Each line holding the word "What" counts once; give the total and nothing more.

(Stored entries)
━━━━━━━━━━━━━━━━━━━━
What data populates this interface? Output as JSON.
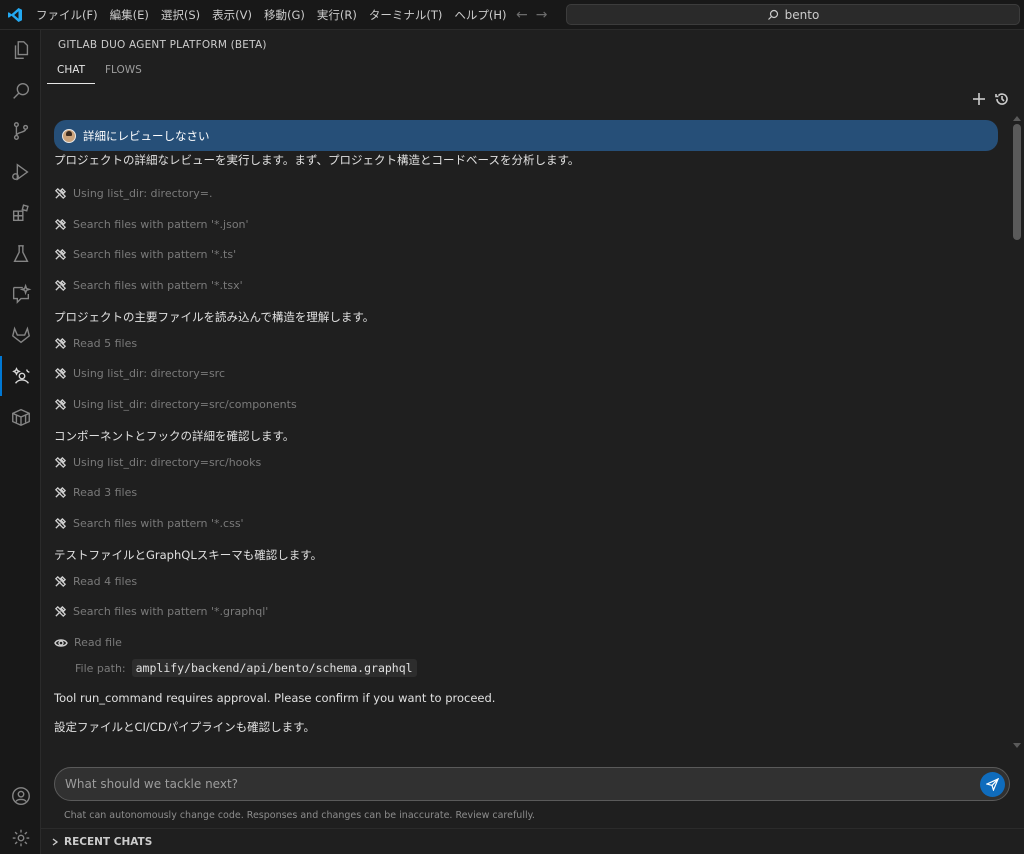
{
  "menu": [
    "ファイル(F)",
    "編集(E)",
    "選択(S)",
    "表示(V)",
    "移動(G)",
    "実行(R)",
    "ターミナル(T)",
    "ヘルプ(H)"
  ],
  "search": {
    "text": "bento"
  },
  "activity": [
    "explorer-icon",
    "search-icon",
    "source-control-icon",
    "run-debug-icon",
    "extensions-icon",
    "testing-icon",
    "chat-icon",
    "gitlab-icon",
    "duo-icon",
    "package-icon",
    "account-icon",
    "settings-icon"
  ],
  "panel": {
    "title": "GITLAB DUO AGENT PLATFORM (BETA)",
    "tabs": [
      "CHAT",
      "FLOWS"
    ]
  },
  "chat": {
    "user_message": "詳細にレビューしなさい",
    "lines": [
      {
        "kind": "text",
        "text": "プロジェクトの詳細なレビューを実行します。まず、プロジェクト構造とコードベースを分析します。"
      },
      {
        "kind": "tool",
        "text": "Using list_dir: directory=."
      },
      {
        "kind": "tool",
        "text": "Search files with pattern '*.json'"
      },
      {
        "kind": "tool",
        "text": "Search files with pattern '*.ts'"
      },
      {
        "kind": "tool",
        "text": "Search files with pattern '*.tsx'"
      },
      {
        "kind": "text",
        "text": "プロジェクトの主要ファイルを読み込んで構造を理解します。"
      },
      {
        "kind": "tool",
        "text": "Read 5 files"
      },
      {
        "kind": "tool",
        "text": "Using list_dir: directory=src"
      },
      {
        "kind": "tool",
        "text": "Using list_dir: directory=src/components"
      },
      {
        "kind": "text",
        "text": "コンポーネントとフックの詳細を確認します。"
      },
      {
        "kind": "tool",
        "text": "Using list_dir: directory=src/hooks"
      },
      {
        "kind": "tool",
        "text": "Read 3 files"
      },
      {
        "kind": "tool",
        "text": "Search files with pattern '*.css'"
      },
      {
        "kind": "text",
        "text": "テストファイルとGraphQLスキーマも確認します。"
      },
      {
        "kind": "tool",
        "text": "Read 4 files"
      },
      {
        "kind": "tool",
        "text": "Search files with pattern '*.graphql'"
      },
      {
        "kind": "view",
        "text": "Read file"
      },
      {
        "kind": "text",
        "text": "Tool run_command requires approval. Please confirm if you want to proceed."
      },
      {
        "kind": "text",
        "text": "設定ファイルとCI/CDパイプラインも確認します。"
      }
    ],
    "file_path_label": "File path:",
    "file_path_value": "amplify/backend/api/bento/schema.graphql"
  },
  "input": {
    "placeholder": "What should we tackle next?"
  },
  "disclaimer": "Chat can autonomously change code. Responses and changes can be inaccurate. Review carefully.",
  "recent_chats": "RECENT CHATS",
  "colors": {
    "accent": "#0078d4",
    "user_bubble": "#264f78",
    "send_button": "#0f6cbd"
  }
}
━━━━━━━━━━━━━━━━━━━━
### [SOLUTION TO THE PROBLEM]
2